>> BEGIN Material for this exercise

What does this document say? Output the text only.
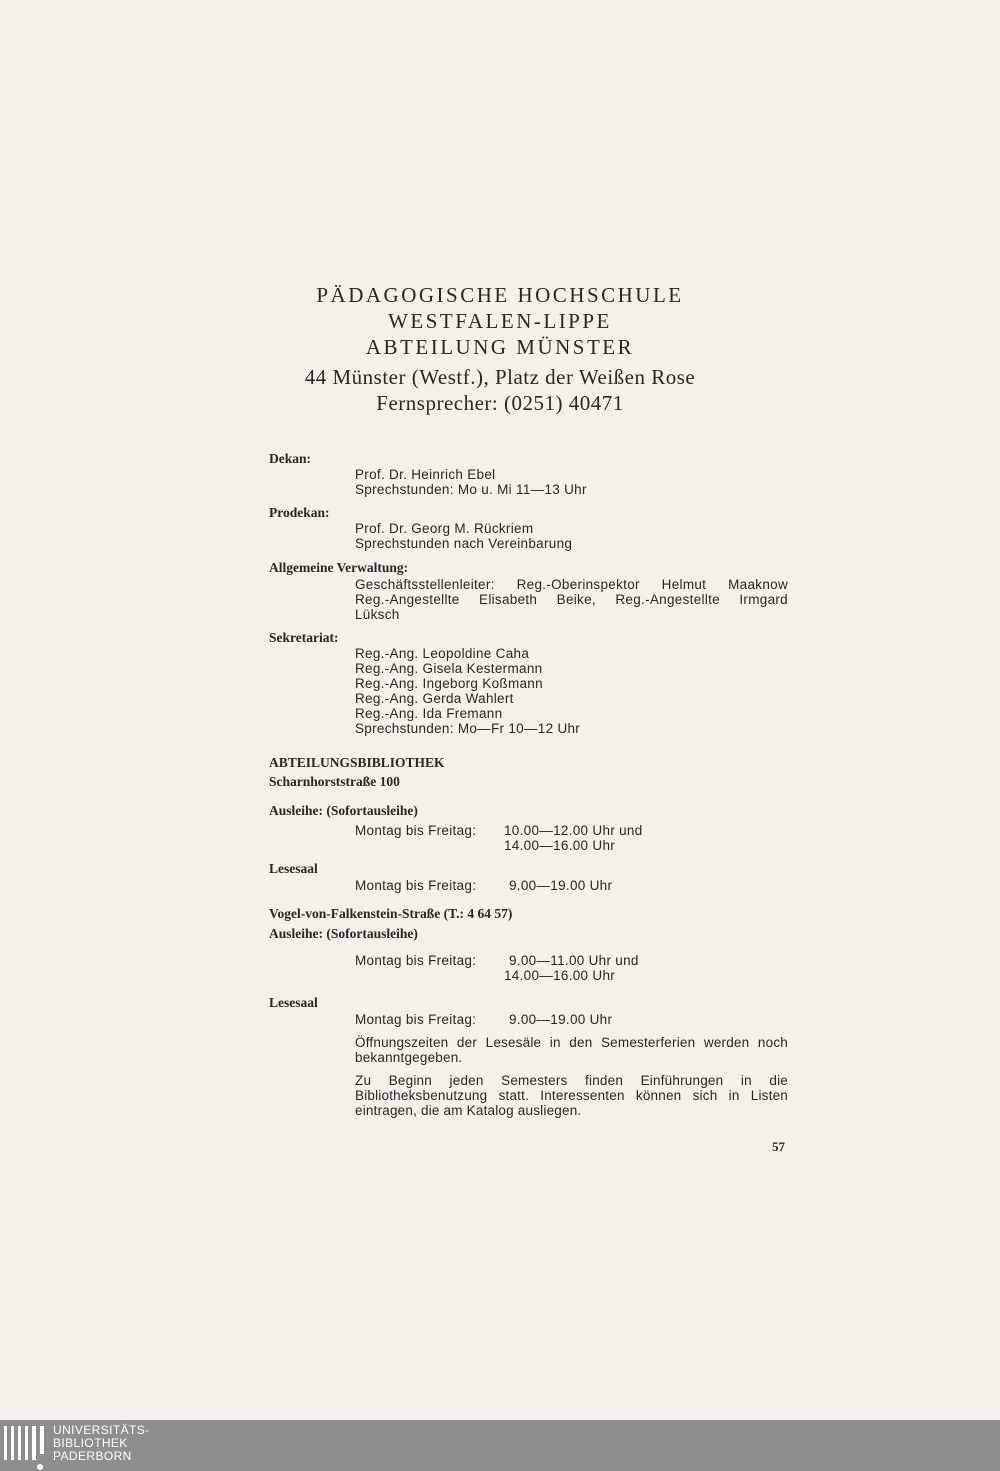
PÄDAGOGISCHE HOCHSCHULE
WESTFALEN-LIPPE
ABTEILUNG MÜNSTER
44 Münster (Westf.), Platz der Weißen Rose
Fernsprecher: (0251) 40471
Dekan:
Prof. Dr. Heinrich Ebel
Sprechstunden: Mo u. Mi 11—13 Uhr
Prodekan:
Prof. Dr. Georg M. Rückriem
Sprechstunden nach Vereinbarung
Allgemeine Verwaltung:
Geschäftsstellenleiter: Reg.-Oberinspektor Helmut Maaknow
Reg.-Angestellte Elisabeth Beike, Reg.-Angestellte Irmgard
Lüksch
Sekretariat:
Reg.-Ang. Leopoldine Caha
Reg.-Ang. Gisela Kestermann
Reg.-Ang. Ingeborg Koßmann
Reg.-Ang. Gerda Wahlert
Reg.-Ang. Ida Fremann
Sprechstunden: Mo—Fr 10—12 Uhr
ABTEILUNGSBIBLIOTHEK
Scharnhorststraße 100
Ausleihe: (Sofortausleihe)
Montag bis Freitag: 10.00—12.00 Uhr und
14.00—16.00 Uhr
Lesesaal
Montag bis Freitag: 9.00—19.00 Uhr
Vogel-von-Falkenstein-Straße (T.: 4 64 57)
Ausleihe: (Sofortausleihe)
Montag bis Freitag: 9.00—11.00 Uhr und
14.00—16.00 Uhr
Lesesaal
Montag bis Freitag: 9.00—19.00 Uhr
Öffnungszeiten der Lesesäle in den Semesterferien werden noch bekanntgegeben.
Zu Beginn jeden Semesters finden Einführungen in die Bibliotheksbenutzung statt. Interessenten können sich in Listen eintragen, die am Katalog ausliegen.
57
UNIVERSITÄTS-
BIBLIOTHEK
PADERBORN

>> END Material for this exercise

Using the listing above, locate the lines that hold "Montag" and copy each one.

▶ _Task response_:
Montag bis Freitag: 10.00—12.00 Uhr und
Montag bis Freitag: 9.00—19.00 Uhr
Montag bis Freitag: 9.00—11.00 Uhr und
Montag bis Freitag: 9.00—19.00 Uhr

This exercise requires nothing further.